AIM OF THE TASK: Copy the full set of lines exactly as given.

[Start of EXCERPTED DATA]

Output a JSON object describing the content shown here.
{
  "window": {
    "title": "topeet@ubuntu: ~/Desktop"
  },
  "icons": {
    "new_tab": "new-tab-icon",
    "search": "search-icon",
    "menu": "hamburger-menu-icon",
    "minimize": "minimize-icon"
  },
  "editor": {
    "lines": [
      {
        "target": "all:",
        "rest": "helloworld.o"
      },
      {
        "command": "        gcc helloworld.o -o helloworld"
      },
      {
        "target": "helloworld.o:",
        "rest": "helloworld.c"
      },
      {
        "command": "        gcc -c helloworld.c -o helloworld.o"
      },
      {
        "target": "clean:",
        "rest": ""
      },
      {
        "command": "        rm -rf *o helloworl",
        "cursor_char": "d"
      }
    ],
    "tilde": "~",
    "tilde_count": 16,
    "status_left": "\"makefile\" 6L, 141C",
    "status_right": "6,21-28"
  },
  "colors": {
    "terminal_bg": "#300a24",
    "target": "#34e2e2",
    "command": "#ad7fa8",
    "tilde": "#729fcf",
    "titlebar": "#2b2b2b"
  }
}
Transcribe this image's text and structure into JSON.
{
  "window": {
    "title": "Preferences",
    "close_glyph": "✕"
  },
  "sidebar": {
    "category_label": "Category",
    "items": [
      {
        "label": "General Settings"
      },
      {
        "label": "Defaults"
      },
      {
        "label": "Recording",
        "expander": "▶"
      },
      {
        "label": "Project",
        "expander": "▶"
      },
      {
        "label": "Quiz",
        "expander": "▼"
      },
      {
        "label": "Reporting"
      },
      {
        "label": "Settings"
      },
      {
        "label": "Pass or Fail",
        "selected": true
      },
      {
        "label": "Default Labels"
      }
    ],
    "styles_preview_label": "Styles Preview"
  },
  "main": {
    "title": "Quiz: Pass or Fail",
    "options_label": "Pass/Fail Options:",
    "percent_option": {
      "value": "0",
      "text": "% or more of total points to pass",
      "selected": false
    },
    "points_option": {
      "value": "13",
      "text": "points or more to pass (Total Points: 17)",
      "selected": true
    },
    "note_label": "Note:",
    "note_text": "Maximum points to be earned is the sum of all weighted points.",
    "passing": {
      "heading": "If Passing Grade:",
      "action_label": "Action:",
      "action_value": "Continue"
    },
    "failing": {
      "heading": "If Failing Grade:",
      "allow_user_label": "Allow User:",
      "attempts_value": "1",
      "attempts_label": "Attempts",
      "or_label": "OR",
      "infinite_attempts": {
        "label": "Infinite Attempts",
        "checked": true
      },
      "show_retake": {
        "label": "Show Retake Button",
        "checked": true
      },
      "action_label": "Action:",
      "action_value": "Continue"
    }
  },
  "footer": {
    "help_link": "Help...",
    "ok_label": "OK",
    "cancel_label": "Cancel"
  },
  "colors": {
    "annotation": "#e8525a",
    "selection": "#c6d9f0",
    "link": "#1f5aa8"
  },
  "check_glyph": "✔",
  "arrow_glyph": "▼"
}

[End of EXCERPTED DATA]

SOLUTION FOR THIS PROBLEM:
Output a JSON object describing the content shown here.
{
  "window": {
    "title": "topeet@ubuntu: ~/Desktop"
  },
  "icons": {
    "new_tab": "new-tab-icon",
    "search": "search-icon",
    "menu": "hamburger-menu-icon",
    "minimize": "minimize-icon"
  },
  "editor": {
    "lines": [
      {
        "target": "all:",
        "rest": "helloworld.o"
      },
      {
        "command": "        gcc helloworld.o -o helloworld"
      },
      {
        "target": "helloworld.o:",
        "rest": "helloworld.c"
      },
      {
        "command": "        gcc -c helloworld.c -o helloworld.o"
      },
      {
        "target": "clean:",
        "rest": ""
      },
      {
        "command": "        rm -rf *o helloworl",
        "cursor_char": "d"
      }
    ],
    "tilde": "~",
    "tilde_count": 16,
    "status_left": "\"makefile\" 6L, 141C",
    "status_right": "6,21-28"
  },
  "colors": {
    "terminal_bg": "#300a24",
    "target": "#34e2e2",
    "command": "#ad7fa8",
    "tilde": "#729fcf",
    "titlebar": "#2b2b2b"
  }
}
Transcribe this image's text and structure into JSON.
{
  "window": {
    "title": "Preferences",
    "close_glyph": "✕"
  },
  "sidebar": {
    "category_label": "Category",
    "items": [
      {
        "label": "General Settings"
      },
      {
        "label": "Defaults"
      },
      {
        "label": "Recording",
        "expander": "▶"
      },
      {
        "label": "Project",
        "expander": "▶"
      },
      {
        "label": "Quiz",
        "expander": "▼"
      },
      {
        "label": "Reporting"
      },
      {
        "label": "Settings"
      },
      {
        "label": "Pass or Fail",
        "selected": true
      },
      {
        "label": "Default Labels"
      }
    ],
    "styles_preview_label": "Styles Preview"
  },
  "main": {
    "title": "Quiz: Pass or Fail",
    "options_label": "Pass/Fail Options:",
    "percent_option": {
      "value": "0",
      "text": "% or more of total points to pass",
      "selected": false
    },
    "points_option": {
      "value": "13",
      "text": "points or more to pass (Total Points: 17)",
      "selected": true
    },
    "note_label": "Note:",
    "note_text": "Maximum points to be earned is the sum of all weighted points.",
    "passing": {
      "heading": "If Passing Grade:",
      "action_label": "Action:",
      "action_value": "Continue"
    },
    "failing": {
      "heading": "If Failing Grade:",
      "allow_user_label": "Allow User:",
      "attempts_value": "1",
      "attempts_label": "Attempts",
      "or_label": "OR",
      "infinite_attempts": {
        "label": "Infinite Attempts",
        "checked": true
      },
      "show_retake": {
        "label": "Show Retake Button",
        "checked": true
      },
      "action_label": "Action:",
      "action_value": "Continue"
    }
  },
  "footer": {
    "help_link": "Help...",
    "ok_label": "OK",
    "cancel_label": "Cancel"
  },
  "colors": {
    "annotation": "#e8525a",
    "selection": "#c6d9f0",
    "link": "#1f5aa8"
  },
  "check_glyph": "✔",
  "arrow_glyph": "▼"
}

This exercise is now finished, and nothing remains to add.